• [PROBLEM DESCRIPTION]:
Gather every line of the entries that includes the word "Graphen".

* BEGIN ITEMS *

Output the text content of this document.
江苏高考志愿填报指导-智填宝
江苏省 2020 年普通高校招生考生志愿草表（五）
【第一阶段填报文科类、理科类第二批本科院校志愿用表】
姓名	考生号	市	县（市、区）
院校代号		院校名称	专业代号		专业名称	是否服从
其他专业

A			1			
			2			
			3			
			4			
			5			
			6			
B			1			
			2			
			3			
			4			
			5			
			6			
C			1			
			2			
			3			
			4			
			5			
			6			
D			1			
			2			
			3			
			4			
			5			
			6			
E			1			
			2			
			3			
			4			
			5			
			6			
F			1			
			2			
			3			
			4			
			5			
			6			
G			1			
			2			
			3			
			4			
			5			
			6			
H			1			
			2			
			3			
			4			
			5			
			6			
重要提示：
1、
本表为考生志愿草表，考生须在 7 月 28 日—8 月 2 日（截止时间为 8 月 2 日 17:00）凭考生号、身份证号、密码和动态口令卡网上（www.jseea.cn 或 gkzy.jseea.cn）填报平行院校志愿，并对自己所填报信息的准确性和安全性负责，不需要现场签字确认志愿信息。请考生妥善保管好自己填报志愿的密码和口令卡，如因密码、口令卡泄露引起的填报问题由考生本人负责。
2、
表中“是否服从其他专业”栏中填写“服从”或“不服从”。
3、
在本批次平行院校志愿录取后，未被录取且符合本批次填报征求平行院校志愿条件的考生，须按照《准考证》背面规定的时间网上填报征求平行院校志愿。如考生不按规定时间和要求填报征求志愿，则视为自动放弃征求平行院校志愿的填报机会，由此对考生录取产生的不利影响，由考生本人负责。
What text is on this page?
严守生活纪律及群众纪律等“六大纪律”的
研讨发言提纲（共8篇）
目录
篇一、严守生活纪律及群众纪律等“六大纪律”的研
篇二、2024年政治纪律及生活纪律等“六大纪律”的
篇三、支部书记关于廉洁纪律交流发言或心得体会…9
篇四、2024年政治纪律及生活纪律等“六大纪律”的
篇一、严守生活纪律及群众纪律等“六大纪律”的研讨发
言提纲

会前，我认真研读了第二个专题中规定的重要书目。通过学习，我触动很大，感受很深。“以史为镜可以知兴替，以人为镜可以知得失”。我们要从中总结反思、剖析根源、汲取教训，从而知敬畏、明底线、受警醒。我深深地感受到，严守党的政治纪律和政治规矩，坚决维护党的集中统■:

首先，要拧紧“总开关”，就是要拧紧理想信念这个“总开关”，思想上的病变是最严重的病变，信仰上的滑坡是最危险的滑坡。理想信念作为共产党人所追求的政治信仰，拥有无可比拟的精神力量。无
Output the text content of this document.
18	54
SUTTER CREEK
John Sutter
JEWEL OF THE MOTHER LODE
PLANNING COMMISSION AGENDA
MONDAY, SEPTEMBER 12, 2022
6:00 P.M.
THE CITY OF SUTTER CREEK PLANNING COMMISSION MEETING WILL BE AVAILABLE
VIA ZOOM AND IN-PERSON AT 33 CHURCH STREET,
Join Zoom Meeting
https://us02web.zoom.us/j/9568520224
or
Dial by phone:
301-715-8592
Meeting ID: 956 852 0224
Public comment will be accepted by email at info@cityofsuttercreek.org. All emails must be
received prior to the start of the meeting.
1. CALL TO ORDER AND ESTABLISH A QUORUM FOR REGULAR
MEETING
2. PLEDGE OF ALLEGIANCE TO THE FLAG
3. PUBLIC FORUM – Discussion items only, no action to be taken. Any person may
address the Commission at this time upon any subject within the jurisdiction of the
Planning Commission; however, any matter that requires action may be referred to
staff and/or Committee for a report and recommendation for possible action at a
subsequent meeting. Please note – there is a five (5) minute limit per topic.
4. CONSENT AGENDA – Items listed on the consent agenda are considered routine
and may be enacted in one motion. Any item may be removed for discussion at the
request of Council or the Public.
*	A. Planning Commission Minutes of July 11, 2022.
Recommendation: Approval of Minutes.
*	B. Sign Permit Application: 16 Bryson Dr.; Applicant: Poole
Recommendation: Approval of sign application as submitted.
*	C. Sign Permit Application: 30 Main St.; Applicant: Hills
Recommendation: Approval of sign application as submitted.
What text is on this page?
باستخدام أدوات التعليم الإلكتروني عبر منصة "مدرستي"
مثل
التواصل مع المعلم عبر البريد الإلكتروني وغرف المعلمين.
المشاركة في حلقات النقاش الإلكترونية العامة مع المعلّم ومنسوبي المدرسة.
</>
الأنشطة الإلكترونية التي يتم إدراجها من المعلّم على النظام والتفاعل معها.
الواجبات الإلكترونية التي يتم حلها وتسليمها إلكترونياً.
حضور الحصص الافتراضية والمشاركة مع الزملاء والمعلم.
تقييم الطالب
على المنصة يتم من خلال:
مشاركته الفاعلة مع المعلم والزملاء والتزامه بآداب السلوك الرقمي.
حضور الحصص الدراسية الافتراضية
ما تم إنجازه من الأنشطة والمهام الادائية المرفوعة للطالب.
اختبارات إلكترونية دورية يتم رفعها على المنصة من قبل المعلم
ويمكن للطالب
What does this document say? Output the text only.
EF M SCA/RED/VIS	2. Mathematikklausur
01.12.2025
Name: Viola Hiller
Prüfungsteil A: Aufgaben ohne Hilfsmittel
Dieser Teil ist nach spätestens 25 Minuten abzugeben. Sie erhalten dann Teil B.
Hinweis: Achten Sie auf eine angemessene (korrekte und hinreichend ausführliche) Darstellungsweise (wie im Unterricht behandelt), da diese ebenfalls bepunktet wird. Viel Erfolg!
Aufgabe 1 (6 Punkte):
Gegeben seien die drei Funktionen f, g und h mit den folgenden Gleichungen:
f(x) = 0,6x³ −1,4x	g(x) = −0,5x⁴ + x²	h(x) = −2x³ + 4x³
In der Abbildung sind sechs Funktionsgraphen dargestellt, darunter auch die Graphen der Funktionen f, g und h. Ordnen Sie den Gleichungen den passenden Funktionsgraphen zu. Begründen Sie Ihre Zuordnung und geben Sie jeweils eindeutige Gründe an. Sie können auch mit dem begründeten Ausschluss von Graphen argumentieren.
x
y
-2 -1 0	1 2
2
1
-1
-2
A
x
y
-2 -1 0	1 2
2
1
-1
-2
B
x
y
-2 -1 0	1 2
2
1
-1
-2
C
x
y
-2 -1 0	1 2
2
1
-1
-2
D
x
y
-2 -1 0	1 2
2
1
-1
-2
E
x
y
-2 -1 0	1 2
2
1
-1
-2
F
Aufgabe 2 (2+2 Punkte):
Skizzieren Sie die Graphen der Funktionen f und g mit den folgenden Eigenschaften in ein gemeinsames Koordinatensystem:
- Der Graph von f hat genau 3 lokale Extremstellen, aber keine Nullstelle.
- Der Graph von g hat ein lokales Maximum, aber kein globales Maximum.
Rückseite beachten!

* END ITEMS *

• [FINAL RESULT]:
In der Abbildung sind sechs Funktionsgraphen dargestellt, darunter auch die Graphen der Funktionen f, g und h. Ordnen Sie den Gleichungen den passenden Funktionsgraphen zu. Begründen Sie Ihre Zuordnung und geben Sie jeweils eindeutige Gründe an. Sie können auch mit dem begründeten Ausschluss von Graphen argumentieren.
Skizzieren Sie die Graphen der Funktionen f und g mit den folgenden Eigenschaften in ein gemeinsames Koordinatensystem:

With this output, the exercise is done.